Prompt :: Transcribe the records exactly. Pictures do not belong in the transcription.

Provided information ::
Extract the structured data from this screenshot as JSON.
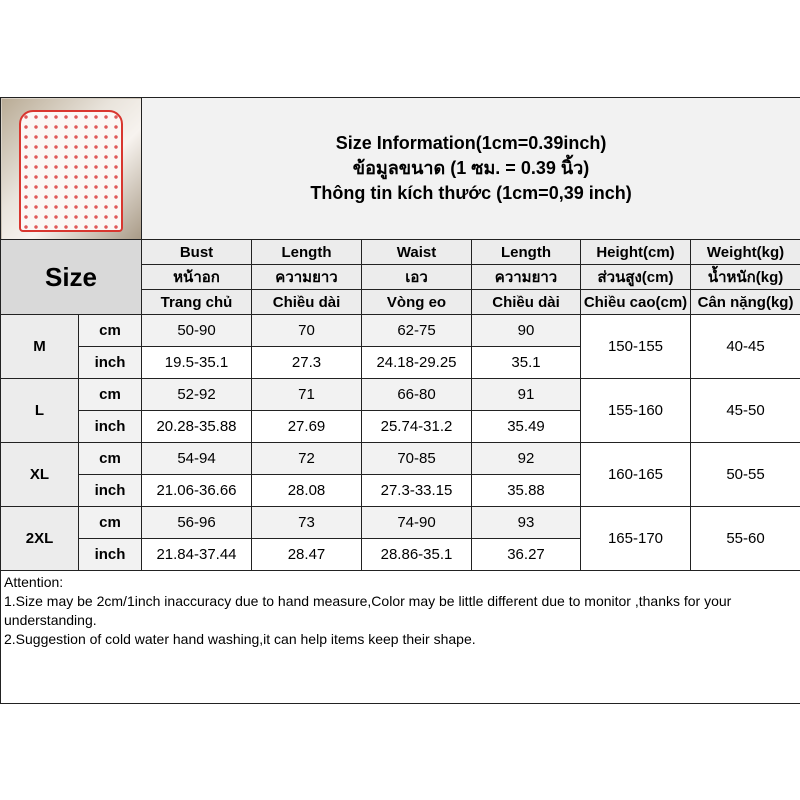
{
  "title_lines": [
    "Size Information(1cm=0.39inch)",
    "ข้อมูลขนาด (1 ซม. = 0.39 นิ้ว)",
    "Thông tin kích thước (1cm=0,39 inch)"
  ],
  "size_label": "Size",
  "headers": [
    [
      "Bust",
      "หน้าอก",
      "Trang chủ"
    ],
    [
      "Length",
      "ความยาว",
      "Chiều dài"
    ],
    [
      "Waist",
      "เอว",
      "Vòng eo"
    ],
    [
      "Length",
      "ความยาว",
      "Chiều dài"
    ],
    [
      "Height(cm)",
      "ส่วนสูง(cm)",
      "Chiều cao(cm)"
    ],
    [
      "Weight(kg)",
      "น้ำหนัก(kg)",
      "Cân nặng(kg)"
    ]
  ],
  "units": [
    "cm",
    "inch"
  ],
  "rows": [
    {
      "size": "M",
      "cm": [
        "50-90",
        "70",
        "62-75",
        "90"
      ],
      "inch": [
        "19.5-35.1",
        "27.3",
        "24.18-29.25",
        "35.1"
      ],
      "height": "150-155",
      "weight": "40-45"
    },
    {
      "size": "L",
      "cm": [
        "52-92",
        "71",
        "66-80",
        "91"
      ],
      "inch": [
        "20.28-35.88",
        "27.69",
        "25.74-31.2",
        "35.49"
      ],
      "height": "155-160",
      "weight": "45-50"
    },
    {
      "size": "XL",
      "cm": [
        "54-94",
        "72",
        "70-85",
        "92"
      ],
      "inch": [
        "21.06-36.66",
        "28.08",
        "27.3-33.15",
        "35.88"
      ],
      "height": "160-165",
      "weight": "50-55"
    },
    {
      "size": "2XL",
      "cm": [
        "56-96",
        "73",
        "74-90",
        "93"
      ],
      "inch": [
        "21.84-37.44",
        "28.47",
        "28.86-35.1",
        "36.27"
      ],
      "height": "165-170",
      "weight": "55-60"
    }
  ],
  "attention": [
    "Attention:",
    "1.Size may be 2cm/1inch inaccuracy due to hand measure,Color may be little different due to monitor ,thanks for your understanding.",
    "2.Suggestion of cold water hand washing,it can help items keep their shape."
  ]
}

Response to the task ::
Extract the structured data from this screenshot as JSON.
{
  "title_lines": [
    "Size Information(1cm=0.39inch)",
    "ข้อมูลขนาด (1 ซม. = 0.39 นิ้ว)",
    "Thông tin kích thước (1cm=0,39 inch)"
  ],
  "size_label": "Size",
  "headers": [
    [
      "Bust",
      "หน้าอก",
      "Trang chủ"
    ],
    [
      "Length",
      "ความยาว",
      "Chiều dài"
    ],
    [
      "Waist",
      "เอว",
      "Vòng eo"
    ],
    [
      "Length",
      "ความยาว",
      "Chiều dài"
    ],
    [
      "Height(cm)",
      "ส่วนสูง(cm)",
      "Chiều cao(cm)"
    ],
    [
      "Weight(kg)",
      "น้ำหนัก(kg)",
      "Cân nặng(kg)"
    ]
  ],
  "units": [
    "cm",
    "inch"
  ],
  "rows": [
    {
      "size": "M",
      "cm": [
        "50-90",
        "70",
        "62-75",
        "90"
      ],
      "inch": [
        "19.5-35.1",
        "27.3",
        "24.18-29.25",
        "35.1"
      ],
      "height": "150-155",
      "weight": "40-45"
    },
    {
      "size": "L",
      "cm": [
        "52-92",
        "71",
        "66-80",
        "91"
      ],
      "inch": [
        "20.28-35.88",
        "27.69",
        "25.74-31.2",
        "35.49"
      ],
      "height": "155-160",
      "weight": "45-50"
    },
    {
      "size": "XL",
      "cm": [
        "54-94",
        "72",
        "70-85",
        "92"
      ],
      "inch": [
        "21.06-36.66",
        "28.08",
        "27.3-33.15",
        "35.88"
      ],
      "height": "160-165",
      "weight": "50-55"
    },
    {
      "size": "2XL",
      "cm": [
        "56-96",
        "73",
        "74-90",
        "93"
      ],
      "inch": [
        "21.84-37.44",
        "28.47",
        "28.86-35.1",
        "36.27"
      ],
      "height": "165-170",
      "weight": "55-60"
    }
  ],
  "attention": [
    "Attention:",
    "1.Size may be 2cm/1inch inaccuracy due to hand measure,Color may be little different due to monitor ,thanks for your understanding.",
    "2.Suggestion of cold water hand washing,it can help items keep their shape."
  ]
}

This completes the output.